■ Exercise directions
Only the number is wanted: count the lines that contain "TRENDS".

****************

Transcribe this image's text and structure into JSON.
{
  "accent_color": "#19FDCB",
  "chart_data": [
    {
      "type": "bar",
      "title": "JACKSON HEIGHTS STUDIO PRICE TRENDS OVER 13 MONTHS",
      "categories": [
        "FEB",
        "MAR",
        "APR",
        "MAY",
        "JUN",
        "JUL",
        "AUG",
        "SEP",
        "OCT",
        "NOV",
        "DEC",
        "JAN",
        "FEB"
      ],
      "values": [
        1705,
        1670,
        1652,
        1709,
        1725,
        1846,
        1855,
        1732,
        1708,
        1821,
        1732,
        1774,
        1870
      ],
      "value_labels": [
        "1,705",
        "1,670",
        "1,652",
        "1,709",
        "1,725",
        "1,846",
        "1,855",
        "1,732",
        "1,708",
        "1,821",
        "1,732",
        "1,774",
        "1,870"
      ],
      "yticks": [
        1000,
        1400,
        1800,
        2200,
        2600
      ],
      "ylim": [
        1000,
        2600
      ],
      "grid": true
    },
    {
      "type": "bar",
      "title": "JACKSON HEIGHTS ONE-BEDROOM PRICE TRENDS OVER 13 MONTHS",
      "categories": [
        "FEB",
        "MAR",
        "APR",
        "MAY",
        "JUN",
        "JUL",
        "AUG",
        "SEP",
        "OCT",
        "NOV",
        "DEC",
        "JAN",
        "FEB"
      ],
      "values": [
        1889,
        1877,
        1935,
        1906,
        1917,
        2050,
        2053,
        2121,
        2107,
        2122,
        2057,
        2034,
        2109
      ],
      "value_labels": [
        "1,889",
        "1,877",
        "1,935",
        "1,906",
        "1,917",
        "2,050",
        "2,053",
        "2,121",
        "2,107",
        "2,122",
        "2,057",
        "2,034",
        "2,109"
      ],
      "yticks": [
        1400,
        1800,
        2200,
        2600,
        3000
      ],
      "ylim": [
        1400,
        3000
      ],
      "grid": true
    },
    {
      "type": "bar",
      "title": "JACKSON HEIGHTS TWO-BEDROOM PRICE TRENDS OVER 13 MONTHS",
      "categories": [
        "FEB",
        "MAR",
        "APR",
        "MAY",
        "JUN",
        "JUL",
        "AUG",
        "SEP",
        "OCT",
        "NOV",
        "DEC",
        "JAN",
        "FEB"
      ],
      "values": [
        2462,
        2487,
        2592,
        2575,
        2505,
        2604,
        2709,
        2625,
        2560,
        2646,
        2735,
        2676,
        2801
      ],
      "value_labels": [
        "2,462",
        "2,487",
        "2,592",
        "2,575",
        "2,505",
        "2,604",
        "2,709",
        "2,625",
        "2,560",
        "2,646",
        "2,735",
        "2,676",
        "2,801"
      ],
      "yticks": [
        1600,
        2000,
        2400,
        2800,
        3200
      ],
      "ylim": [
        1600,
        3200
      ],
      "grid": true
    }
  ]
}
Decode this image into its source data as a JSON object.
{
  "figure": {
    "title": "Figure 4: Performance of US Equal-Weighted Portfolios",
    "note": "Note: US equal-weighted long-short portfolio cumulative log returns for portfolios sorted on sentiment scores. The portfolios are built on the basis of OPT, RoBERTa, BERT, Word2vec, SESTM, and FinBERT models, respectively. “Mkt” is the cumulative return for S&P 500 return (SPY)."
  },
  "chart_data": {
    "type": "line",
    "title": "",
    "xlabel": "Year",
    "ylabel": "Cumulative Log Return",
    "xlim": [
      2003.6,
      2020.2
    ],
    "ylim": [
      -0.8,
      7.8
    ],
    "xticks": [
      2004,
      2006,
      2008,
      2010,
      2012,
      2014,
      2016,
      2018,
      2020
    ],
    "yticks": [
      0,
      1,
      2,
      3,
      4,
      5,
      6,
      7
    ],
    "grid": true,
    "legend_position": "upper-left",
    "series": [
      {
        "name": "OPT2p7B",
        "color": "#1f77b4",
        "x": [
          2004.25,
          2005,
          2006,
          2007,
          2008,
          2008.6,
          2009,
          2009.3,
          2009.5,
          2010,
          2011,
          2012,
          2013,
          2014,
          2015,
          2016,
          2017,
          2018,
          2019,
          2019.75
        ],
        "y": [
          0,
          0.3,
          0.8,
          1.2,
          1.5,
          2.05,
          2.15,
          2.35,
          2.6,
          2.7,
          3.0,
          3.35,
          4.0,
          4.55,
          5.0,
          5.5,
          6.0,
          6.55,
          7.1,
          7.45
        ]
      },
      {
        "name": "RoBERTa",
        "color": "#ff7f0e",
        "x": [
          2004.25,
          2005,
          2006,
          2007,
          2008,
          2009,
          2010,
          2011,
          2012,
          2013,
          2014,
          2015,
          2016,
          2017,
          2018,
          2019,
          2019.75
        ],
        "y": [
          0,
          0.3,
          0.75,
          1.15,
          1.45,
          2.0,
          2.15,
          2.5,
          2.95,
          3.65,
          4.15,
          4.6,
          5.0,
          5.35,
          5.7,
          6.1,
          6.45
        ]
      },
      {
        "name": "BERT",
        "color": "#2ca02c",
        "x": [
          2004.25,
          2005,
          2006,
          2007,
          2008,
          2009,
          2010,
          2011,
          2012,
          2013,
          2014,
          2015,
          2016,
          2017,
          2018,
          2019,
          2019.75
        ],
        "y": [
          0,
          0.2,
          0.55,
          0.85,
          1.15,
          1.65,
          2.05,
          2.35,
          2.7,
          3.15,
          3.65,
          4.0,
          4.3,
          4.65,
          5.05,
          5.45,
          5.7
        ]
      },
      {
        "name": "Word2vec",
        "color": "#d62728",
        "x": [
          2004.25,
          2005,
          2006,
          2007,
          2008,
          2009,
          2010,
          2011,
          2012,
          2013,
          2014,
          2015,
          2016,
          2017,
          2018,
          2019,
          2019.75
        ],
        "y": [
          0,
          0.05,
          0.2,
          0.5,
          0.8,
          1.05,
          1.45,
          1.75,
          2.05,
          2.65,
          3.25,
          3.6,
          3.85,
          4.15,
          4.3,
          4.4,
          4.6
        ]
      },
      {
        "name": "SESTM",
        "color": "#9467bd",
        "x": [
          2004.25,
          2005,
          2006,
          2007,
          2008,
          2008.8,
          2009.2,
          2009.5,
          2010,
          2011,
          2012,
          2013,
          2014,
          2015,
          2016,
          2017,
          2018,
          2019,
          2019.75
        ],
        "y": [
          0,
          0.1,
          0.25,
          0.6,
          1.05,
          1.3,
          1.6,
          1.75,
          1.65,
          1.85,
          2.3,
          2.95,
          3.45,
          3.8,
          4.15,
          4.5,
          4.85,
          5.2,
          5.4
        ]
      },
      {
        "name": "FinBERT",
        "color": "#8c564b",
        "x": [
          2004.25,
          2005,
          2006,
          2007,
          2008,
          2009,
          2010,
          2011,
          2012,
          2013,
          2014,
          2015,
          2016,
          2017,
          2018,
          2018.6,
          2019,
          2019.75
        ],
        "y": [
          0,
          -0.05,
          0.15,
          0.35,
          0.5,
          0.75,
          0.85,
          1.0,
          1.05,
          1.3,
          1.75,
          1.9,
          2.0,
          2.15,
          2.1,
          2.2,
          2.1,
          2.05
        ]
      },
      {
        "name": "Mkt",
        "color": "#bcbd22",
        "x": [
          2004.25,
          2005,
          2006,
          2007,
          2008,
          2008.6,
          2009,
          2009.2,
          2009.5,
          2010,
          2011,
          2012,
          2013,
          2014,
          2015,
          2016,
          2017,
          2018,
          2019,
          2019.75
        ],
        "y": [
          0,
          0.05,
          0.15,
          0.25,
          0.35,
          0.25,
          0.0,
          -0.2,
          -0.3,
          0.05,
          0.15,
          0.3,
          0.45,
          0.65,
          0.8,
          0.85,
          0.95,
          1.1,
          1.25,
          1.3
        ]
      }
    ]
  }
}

****************

■ Exercise solution
3